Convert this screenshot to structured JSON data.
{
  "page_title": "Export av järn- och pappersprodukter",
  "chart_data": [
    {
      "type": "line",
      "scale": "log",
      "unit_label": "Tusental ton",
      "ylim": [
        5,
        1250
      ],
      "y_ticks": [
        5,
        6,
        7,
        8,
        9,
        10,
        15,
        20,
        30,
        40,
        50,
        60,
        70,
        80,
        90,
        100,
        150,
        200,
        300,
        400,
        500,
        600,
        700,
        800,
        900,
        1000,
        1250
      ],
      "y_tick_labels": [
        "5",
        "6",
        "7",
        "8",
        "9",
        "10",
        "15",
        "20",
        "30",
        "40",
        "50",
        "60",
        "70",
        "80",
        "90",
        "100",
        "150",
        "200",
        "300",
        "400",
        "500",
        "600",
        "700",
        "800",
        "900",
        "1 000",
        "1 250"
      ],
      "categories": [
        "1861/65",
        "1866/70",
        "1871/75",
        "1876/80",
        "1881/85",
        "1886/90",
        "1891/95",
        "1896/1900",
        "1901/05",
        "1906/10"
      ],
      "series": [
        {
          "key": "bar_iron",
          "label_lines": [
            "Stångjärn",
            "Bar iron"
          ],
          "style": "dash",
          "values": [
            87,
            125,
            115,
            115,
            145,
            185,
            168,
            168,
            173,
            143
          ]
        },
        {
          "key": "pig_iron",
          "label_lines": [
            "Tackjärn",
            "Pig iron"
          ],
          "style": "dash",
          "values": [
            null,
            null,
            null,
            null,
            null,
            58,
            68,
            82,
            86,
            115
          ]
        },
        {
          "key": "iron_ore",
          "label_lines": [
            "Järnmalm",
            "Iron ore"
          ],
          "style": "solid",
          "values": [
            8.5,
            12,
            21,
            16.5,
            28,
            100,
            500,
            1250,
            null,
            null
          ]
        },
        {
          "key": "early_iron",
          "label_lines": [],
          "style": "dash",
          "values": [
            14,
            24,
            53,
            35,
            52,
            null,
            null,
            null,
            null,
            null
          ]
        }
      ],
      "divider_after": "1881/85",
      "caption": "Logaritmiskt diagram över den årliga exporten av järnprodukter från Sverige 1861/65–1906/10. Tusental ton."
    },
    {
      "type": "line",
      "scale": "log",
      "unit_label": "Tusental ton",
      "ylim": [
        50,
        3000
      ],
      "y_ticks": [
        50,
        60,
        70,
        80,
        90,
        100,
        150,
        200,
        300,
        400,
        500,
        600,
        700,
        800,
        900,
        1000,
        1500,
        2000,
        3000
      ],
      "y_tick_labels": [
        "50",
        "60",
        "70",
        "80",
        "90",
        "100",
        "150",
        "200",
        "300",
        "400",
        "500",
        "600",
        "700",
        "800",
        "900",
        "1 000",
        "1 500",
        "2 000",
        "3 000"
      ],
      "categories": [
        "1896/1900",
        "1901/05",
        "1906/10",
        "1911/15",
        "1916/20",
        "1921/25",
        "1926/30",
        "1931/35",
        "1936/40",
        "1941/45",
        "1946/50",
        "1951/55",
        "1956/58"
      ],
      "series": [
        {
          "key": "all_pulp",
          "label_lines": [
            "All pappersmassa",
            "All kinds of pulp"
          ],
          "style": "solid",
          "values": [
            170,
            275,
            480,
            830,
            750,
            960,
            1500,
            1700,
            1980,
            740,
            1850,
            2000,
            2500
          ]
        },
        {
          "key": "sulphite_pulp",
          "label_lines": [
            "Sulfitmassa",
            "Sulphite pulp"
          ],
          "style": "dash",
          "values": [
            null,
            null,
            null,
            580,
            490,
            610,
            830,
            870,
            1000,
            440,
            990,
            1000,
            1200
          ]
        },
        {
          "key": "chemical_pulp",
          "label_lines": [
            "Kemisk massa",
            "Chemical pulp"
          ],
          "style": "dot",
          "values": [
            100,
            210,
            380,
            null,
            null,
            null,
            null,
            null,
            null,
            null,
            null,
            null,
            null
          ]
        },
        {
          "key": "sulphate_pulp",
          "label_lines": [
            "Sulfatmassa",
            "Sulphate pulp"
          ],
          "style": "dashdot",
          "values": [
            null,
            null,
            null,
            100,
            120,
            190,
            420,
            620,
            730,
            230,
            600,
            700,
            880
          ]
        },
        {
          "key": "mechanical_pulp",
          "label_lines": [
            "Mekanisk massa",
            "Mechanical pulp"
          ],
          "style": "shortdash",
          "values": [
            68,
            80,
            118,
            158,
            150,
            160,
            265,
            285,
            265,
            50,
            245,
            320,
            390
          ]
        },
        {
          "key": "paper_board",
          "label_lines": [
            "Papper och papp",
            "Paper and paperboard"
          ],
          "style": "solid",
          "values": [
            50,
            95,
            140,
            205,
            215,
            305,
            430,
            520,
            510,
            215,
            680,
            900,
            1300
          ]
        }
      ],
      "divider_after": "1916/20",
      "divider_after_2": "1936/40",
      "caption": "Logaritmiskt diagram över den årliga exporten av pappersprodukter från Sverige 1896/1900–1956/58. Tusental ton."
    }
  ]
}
+ + + +
• **INSTRUCTIONS TO FOLLOW**: Your task is to return the full listing exactly as it was given.

• **RESULT BELOW**:
Convert this screenshot to structured JSON data.
{
  "page_title": "Export av järn- och pappersprodukter",
  "chart_data": [
    {
      "type": "line",
      "scale": "log",
      "unit_label": "Tusental ton",
      "ylim": [
        5,
        1250
      ],
      "y_ticks": [
        5,
        6,
        7,
        8,
        9,
        10,
        15,
        20,
        30,
        40,
        50,
        60,
        70,
        80,
        90,
        100,
        150,
        200,
        300,
        400,
        500,
        600,
        700,
        800,
        900,
        1000,
        1250
      ],
      "y_tick_labels": [
        "5",
        "6",
        "7",
        "8",
        "9",
        "10",
        "15",
        "20",
        "30",
        "40",
        "50",
        "60",
        "70",
        "80",
        "90",
        "100",
        "150",
        "200",
        "300",
        "400",
        "500",
        "600",
        "700",
        "800",
        "900",
        "1 000",
        "1 250"
      ],
      "categories": [
        "1861/65",
        "1866/70",
        "1871/75",
        "1876/80",
        "1881/85",
        "1886/90",
        "1891/95",
        "1896/1900",
        "1901/05",
        "1906/10"
      ],
      "series": [
        {
          "key": "bar_iron",
          "label_lines": [
            "Stångjärn",
            "Bar iron"
          ],
          "style": "dash",
          "values": [
            87,
            125,
            115,
            115,
            145,
            185,
            168,
            168,
            173,
            143
          ]
        },
        {
          "key": "pig_iron",
          "label_lines": [
            "Tackjärn",
            "Pig iron"
          ],
          "style": "dash",
          "values": [
            null,
            null,
            null,
            null,
            null,
            58,
            68,
            82,
            86,
            115
          ]
        },
        {
          "key": "iron_ore",
          "label_lines": [
            "Järnmalm",
            "Iron ore"
          ],
          "style": "solid",
          "values": [
            8.5,
            12,
            21,
            16.5,
            28,
            100,
            500,
            1250,
            null,
            null
          ]
        },
        {
          "key": "early_iron",
          "label_lines": [],
          "style": "dash",
          "values": [
            14,
            24,
            53,
            35,
            52,
            null,
            null,
            null,
            null,
            null
          ]
        }
      ],
      "divider_after": "1881/85",
      "caption": "Logaritmiskt diagram över den årliga exporten av järnprodukter från Sverige 1861/65–1906/10. Tusental ton."
    },
    {
      "type": "line",
      "scale": "log",
      "unit_label": "Tusental ton",
      "ylim": [
        50,
        3000
      ],
      "y_ticks": [
        50,
        60,
        70,
        80,
        90,
        100,
        150,
        200,
        300,
        400,
        500,
        600,
        700,
        800,
        900,
        1000,
        1500,
        2000,
        3000
      ],
      "y_tick_labels": [
        "50",
        "60",
        "70",
        "80",
        "90",
        "100",
        "150",
        "200",
        "300",
        "400",
        "500",
        "600",
        "700",
        "800",
        "900",
        "1 000",
        "1 500",
        "2 000",
        "3 000"
      ],
      "categories": [
        "1896/1900",
        "1901/05",
        "1906/10",
        "1911/15",
        "1916/20",
        "1921/25",
        "1926/30",
        "1931/35",
        "1936/40",
        "1941/45",
        "1946/50",
        "1951/55",
        "1956/58"
      ],
      "series": [
        {
          "key": "all_pulp",
          "label_lines": [
            "All pappersmassa",
            "All kinds of pulp"
          ],
          "style": "solid",
          "values": [
            170,
            275,
            480,
            830,
            750,
            960,
            1500,
            1700,
            1980,
            740,
            1850,
            2000,
            2500
          ]
        },
        {
          "key": "sulphite_pulp",
          "label_lines": [
            "Sulfitmassa",
            "Sulphite pulp"
          ],
          "style": "dash",
          "values": [
            null,
            null,
            null,
            580,
            490,
            610,
            830,
            870,
            1000,
            440,
            990,
            1000,
            1200
          ]
        },
        {
          "key": "chemical_pulp",
          "label_lines": [
            "Kemisk massa",
            "Chemical pulp"
          ],
          "style": "dot",
          "values": [
            100,
            210,
            380,
            null,
            null,
            null,
            null,
            null,
            null,
            null,
            null,
            null,
            null
          ]
        },
        {
          "key": "sulphate_pulp",
          "label_lines": [
            "Sulfatmassa",
            "Sulphate pulp"
          ],
          "style": "dashdot",
          "values": [
            null,
            null,
            null,
            100,
            120,
            190,
            420,
            620,
            730,
            230,
            600,
            700,
            880
          ]
        },
        {
          "key": "mechanical_pulp",
          "label_lines": [
            "Mekanisk massa",
            "Mechanical pulp"
          ],
          "style": "shortdash",
          "values": [
            68,
            80,
            118,
            158,
            150,
            160,
            265,
            285,
            265,
            50,
            245,
            320,
            390
          ]
        },
        {
          "key": "paper_board",
          "label_lines": [
            "Papper och papp",
            "Paper and paperboard"
          ],
          "style": "solid",
          "values": [
            50,
            95,
            140,
            205,
            215,
            305,
            430,
            520,
            510,
            215,
            680,
            900,
            1300
          ]
        }
      ],
      "divider_after": "1916/20",
      "divider_after_2": "1936/40",
      "caption": "Logaritmiskt diagram över den årliga exporten av pappersprodukter från Sverige 1896/1900–1956/58. Tusental ton."
    }
  ]
}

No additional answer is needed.